**Problem details:** Determine how many lines of this material contain "grid". Give only the number.

[Items listed in a dataset]
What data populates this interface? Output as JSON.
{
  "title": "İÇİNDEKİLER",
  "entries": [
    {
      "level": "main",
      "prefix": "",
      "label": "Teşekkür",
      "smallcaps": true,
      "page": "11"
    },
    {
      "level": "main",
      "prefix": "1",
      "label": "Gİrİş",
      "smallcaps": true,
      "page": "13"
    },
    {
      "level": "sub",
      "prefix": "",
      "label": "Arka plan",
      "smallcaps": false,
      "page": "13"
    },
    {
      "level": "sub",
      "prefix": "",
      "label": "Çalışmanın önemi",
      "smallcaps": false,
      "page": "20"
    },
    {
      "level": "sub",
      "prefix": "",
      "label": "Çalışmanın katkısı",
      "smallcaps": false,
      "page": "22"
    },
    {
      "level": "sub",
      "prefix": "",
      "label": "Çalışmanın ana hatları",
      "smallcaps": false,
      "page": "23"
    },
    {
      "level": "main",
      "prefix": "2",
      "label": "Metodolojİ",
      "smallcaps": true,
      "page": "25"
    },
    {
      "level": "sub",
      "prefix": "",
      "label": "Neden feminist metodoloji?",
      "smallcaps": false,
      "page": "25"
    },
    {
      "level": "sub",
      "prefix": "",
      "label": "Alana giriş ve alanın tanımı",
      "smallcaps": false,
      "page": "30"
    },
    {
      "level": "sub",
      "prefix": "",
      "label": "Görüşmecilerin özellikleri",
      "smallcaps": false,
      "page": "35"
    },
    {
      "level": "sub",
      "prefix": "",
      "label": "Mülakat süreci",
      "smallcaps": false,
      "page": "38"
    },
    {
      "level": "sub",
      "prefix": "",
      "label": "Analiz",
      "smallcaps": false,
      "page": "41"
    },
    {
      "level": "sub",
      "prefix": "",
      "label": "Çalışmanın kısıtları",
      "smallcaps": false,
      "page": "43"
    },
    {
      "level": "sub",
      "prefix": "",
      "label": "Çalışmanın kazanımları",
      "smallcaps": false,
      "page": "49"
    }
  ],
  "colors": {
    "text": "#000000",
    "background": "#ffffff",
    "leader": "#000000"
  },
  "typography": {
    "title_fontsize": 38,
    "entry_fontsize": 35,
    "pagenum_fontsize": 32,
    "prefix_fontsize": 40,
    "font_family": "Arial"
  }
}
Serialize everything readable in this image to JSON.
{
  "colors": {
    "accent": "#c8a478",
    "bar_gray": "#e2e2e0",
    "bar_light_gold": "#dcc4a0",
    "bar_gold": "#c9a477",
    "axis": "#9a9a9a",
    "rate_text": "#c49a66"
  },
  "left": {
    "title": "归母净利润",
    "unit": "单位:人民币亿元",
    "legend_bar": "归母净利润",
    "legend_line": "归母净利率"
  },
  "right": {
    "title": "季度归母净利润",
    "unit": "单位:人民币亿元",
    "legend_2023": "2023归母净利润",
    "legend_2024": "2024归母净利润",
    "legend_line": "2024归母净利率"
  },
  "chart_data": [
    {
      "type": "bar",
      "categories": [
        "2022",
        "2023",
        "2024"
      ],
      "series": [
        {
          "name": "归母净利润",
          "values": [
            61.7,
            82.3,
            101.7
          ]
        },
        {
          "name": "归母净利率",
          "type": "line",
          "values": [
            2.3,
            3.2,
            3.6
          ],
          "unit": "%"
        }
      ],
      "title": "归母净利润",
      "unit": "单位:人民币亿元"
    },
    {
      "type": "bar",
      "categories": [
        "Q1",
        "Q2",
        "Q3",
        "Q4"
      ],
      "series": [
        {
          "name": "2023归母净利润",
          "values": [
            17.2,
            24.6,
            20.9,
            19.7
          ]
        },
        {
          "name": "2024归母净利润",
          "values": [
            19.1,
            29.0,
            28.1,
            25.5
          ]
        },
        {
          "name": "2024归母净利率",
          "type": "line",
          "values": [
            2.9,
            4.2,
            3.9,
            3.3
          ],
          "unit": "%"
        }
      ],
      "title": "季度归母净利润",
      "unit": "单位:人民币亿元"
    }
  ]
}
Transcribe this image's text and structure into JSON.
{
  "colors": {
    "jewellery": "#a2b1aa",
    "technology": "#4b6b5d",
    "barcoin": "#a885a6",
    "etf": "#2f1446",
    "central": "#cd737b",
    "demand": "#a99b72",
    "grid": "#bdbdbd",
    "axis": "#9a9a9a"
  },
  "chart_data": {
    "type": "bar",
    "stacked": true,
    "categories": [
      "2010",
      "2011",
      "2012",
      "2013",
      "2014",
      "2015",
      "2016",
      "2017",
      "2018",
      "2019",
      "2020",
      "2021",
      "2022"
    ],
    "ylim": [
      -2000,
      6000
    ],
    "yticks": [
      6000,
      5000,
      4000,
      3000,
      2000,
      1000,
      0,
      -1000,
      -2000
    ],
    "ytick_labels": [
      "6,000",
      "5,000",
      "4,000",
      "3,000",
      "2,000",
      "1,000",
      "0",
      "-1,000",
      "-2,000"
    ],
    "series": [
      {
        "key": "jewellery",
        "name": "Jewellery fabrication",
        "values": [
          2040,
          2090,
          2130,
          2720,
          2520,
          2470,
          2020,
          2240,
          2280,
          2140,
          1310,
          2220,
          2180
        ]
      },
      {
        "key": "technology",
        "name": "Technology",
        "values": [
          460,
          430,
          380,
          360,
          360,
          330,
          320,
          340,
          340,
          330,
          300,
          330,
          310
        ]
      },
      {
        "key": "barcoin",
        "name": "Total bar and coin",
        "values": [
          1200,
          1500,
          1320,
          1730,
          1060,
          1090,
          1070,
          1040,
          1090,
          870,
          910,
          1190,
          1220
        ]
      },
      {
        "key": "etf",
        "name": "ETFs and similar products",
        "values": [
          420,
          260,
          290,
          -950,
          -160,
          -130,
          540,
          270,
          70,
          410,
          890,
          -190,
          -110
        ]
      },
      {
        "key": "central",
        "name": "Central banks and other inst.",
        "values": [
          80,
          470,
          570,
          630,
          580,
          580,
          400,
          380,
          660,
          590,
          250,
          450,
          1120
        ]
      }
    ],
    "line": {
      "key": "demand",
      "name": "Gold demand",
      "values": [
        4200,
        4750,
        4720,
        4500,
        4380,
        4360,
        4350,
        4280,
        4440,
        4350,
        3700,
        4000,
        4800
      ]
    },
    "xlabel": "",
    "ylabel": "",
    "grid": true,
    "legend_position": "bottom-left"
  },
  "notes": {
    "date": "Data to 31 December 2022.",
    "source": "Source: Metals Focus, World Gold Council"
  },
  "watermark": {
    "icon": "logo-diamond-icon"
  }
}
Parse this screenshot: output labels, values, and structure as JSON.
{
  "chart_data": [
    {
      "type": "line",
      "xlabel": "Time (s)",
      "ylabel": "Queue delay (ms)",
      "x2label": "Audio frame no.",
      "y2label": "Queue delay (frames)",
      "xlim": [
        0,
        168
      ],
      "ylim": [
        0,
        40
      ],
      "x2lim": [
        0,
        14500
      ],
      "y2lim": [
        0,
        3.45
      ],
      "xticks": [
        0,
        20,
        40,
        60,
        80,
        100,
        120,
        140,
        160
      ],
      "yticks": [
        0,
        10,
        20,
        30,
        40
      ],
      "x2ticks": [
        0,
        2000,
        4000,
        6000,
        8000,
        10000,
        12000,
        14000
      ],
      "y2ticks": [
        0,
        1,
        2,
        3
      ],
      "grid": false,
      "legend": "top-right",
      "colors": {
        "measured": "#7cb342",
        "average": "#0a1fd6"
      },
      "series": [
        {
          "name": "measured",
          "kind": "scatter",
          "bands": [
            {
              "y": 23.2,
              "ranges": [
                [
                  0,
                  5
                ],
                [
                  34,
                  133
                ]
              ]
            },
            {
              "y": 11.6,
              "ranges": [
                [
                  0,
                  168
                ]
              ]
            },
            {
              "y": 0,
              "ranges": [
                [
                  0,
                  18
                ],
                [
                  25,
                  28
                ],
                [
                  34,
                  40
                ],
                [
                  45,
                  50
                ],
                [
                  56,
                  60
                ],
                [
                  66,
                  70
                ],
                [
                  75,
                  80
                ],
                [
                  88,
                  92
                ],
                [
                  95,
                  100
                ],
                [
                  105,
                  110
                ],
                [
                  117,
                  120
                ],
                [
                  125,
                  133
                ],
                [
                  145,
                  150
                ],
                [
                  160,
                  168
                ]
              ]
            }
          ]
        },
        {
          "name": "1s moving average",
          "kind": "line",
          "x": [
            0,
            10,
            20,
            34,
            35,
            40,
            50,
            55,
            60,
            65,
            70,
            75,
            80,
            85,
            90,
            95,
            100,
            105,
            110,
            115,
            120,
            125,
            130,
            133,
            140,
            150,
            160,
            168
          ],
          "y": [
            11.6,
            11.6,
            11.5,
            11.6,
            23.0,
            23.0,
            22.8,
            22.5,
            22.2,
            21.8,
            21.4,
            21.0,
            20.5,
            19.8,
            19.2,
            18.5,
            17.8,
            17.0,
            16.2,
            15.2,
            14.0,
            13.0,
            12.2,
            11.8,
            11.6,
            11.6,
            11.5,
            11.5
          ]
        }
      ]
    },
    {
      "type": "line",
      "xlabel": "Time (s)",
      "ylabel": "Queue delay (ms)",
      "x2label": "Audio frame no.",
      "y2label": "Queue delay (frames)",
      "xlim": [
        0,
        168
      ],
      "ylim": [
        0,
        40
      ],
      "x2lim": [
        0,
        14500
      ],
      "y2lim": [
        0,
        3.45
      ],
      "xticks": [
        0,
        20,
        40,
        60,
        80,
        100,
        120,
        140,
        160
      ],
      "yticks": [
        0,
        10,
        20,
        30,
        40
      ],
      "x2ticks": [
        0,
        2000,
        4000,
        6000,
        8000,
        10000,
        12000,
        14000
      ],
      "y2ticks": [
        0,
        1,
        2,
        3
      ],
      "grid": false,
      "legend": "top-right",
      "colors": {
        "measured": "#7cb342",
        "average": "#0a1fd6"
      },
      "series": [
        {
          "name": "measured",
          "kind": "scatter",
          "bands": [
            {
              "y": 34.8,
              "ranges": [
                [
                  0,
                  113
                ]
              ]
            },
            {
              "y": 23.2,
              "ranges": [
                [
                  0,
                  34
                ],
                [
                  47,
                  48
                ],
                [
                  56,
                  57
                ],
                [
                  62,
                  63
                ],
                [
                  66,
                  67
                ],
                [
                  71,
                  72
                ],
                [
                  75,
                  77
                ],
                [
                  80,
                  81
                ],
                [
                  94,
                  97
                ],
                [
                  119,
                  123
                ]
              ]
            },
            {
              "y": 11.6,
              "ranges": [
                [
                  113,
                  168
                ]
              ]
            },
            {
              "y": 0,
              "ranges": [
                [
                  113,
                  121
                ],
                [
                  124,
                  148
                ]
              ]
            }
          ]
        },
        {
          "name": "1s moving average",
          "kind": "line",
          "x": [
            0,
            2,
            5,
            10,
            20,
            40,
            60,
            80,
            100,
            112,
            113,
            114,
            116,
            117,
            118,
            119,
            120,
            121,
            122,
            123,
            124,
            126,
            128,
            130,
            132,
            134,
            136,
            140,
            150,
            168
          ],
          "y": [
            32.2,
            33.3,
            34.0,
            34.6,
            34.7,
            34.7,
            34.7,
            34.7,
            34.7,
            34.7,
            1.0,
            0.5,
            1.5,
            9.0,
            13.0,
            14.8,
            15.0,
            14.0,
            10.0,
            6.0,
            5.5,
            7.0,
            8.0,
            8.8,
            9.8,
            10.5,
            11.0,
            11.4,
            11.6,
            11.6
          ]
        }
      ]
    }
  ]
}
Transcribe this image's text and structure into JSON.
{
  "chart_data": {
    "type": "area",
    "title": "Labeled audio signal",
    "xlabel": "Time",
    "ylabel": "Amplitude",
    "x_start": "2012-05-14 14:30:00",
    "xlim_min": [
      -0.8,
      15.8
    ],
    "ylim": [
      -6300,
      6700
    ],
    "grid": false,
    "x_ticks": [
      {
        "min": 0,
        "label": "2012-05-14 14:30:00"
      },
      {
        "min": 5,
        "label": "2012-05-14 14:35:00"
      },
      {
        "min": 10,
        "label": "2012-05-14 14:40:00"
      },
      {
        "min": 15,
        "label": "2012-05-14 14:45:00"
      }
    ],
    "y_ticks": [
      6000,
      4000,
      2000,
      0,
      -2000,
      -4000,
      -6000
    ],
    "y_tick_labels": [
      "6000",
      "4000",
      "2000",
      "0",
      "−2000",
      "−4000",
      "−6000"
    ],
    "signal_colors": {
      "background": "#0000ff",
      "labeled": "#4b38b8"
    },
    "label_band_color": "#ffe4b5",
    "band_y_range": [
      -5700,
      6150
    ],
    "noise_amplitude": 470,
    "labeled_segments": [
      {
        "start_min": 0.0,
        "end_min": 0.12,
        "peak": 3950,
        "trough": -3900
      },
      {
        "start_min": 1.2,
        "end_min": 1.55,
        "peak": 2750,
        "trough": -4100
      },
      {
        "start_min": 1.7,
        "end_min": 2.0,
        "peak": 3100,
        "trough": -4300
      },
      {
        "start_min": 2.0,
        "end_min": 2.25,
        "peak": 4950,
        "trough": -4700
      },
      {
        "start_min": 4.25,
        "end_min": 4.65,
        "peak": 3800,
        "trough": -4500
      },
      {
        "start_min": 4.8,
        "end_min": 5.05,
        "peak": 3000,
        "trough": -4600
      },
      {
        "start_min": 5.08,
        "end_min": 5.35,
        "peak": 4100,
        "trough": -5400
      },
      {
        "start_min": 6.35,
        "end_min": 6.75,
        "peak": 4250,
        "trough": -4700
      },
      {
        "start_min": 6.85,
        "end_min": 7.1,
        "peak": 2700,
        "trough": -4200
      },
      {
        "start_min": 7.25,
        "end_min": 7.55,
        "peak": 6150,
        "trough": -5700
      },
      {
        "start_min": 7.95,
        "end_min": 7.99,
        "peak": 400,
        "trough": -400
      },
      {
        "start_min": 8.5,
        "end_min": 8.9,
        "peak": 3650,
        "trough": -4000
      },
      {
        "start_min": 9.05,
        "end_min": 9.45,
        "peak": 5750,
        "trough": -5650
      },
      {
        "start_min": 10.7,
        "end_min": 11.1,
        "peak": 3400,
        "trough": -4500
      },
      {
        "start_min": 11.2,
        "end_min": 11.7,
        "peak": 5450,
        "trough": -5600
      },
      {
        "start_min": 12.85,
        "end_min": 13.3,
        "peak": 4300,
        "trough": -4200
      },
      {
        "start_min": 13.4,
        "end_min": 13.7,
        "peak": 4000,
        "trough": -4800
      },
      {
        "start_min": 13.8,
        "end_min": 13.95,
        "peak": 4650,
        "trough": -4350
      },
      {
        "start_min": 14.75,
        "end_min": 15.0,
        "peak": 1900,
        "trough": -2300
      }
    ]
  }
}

**Solution below:** 5